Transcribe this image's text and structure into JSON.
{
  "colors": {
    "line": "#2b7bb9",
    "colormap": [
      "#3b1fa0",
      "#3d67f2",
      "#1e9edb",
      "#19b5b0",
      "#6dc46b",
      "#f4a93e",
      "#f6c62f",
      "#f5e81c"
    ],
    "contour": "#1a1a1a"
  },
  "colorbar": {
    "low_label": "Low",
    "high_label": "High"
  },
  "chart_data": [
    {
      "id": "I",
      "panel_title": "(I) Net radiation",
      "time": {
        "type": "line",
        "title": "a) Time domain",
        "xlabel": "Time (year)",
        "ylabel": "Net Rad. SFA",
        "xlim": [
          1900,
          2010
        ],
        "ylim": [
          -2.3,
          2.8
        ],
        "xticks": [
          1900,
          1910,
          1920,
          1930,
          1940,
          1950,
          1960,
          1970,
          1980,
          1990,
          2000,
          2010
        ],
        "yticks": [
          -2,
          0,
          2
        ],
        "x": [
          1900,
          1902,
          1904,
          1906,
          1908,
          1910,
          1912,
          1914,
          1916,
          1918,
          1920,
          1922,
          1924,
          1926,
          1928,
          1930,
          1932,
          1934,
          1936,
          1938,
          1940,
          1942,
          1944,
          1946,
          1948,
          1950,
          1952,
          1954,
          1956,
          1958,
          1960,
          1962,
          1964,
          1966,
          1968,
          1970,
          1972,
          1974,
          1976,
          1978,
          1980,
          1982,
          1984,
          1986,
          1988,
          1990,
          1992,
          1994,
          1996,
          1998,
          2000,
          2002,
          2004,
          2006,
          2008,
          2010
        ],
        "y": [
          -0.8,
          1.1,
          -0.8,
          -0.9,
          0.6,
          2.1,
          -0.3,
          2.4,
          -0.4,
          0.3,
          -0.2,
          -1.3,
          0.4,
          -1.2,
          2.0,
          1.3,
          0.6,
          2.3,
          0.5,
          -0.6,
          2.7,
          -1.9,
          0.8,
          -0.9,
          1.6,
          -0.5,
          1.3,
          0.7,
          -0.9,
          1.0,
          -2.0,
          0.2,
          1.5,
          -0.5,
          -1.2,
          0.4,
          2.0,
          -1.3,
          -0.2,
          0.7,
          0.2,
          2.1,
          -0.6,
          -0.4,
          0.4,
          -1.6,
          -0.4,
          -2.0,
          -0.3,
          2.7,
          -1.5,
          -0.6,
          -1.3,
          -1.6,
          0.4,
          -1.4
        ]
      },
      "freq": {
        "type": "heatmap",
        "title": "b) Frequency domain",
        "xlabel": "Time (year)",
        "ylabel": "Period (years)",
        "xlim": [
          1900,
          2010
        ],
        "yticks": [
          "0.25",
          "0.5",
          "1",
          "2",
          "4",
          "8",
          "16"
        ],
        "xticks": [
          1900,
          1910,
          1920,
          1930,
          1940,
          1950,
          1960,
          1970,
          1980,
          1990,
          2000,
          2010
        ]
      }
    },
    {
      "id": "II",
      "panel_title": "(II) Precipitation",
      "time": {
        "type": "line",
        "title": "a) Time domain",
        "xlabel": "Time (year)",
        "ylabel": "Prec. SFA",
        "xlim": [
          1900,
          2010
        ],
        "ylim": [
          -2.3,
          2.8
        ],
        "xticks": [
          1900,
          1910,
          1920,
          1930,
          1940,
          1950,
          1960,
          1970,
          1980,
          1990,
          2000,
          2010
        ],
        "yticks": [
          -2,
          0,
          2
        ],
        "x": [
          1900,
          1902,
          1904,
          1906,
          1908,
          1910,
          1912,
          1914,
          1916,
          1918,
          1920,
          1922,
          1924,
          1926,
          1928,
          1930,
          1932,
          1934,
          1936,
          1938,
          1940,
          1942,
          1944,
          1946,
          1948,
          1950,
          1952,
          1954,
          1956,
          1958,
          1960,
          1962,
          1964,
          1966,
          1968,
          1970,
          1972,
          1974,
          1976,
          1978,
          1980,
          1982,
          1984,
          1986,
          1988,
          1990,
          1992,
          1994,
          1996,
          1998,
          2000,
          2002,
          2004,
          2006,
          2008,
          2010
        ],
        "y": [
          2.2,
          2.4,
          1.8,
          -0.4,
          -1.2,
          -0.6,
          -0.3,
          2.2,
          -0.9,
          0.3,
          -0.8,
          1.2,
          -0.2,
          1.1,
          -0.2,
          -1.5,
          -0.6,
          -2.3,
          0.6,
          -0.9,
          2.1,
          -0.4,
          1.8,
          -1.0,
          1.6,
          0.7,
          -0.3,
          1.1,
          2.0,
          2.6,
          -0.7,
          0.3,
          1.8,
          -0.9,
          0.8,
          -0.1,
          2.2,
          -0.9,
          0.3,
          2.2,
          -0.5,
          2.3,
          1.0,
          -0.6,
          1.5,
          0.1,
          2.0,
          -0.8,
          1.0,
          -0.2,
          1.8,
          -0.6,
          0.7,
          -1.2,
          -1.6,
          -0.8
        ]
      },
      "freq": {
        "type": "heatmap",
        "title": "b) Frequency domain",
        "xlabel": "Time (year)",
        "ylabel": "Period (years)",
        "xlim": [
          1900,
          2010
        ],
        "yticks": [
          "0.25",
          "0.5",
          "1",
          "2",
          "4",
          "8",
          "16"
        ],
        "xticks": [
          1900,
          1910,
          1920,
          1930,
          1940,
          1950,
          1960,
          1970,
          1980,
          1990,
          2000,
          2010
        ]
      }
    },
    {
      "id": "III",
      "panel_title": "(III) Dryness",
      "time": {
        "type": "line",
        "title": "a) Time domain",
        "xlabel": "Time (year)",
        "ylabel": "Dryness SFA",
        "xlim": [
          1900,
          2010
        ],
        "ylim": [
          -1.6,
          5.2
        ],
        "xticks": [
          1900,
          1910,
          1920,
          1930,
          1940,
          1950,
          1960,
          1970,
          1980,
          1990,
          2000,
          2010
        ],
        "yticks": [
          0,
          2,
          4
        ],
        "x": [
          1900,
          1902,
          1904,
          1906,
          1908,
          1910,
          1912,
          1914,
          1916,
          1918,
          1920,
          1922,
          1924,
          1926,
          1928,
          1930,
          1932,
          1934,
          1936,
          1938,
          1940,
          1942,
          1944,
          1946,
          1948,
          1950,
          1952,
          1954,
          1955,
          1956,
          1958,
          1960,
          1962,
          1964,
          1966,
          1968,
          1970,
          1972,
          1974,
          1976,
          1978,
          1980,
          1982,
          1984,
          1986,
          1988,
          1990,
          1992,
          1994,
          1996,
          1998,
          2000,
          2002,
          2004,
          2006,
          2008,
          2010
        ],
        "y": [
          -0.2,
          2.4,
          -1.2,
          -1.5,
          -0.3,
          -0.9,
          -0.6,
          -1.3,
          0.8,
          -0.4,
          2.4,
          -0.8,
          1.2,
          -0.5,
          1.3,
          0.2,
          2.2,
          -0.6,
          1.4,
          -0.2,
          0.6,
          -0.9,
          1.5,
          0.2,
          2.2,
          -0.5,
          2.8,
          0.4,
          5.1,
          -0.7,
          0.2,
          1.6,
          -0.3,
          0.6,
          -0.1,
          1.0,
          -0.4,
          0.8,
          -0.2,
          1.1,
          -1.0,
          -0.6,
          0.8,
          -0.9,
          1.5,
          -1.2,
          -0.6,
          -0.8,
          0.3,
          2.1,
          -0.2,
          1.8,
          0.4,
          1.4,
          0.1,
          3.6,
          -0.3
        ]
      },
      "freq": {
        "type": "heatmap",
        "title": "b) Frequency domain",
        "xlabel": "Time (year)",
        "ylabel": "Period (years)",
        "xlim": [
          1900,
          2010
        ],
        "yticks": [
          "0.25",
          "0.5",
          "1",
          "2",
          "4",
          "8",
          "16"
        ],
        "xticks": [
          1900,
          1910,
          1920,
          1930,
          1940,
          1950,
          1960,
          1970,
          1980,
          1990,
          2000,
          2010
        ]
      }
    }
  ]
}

Exercise:
Search the records for the string "Dryness" and return every line in which it occurs.

Task result:
      "panel_title": "(III) Dryness",
        "ylabel": "Dryness SFA",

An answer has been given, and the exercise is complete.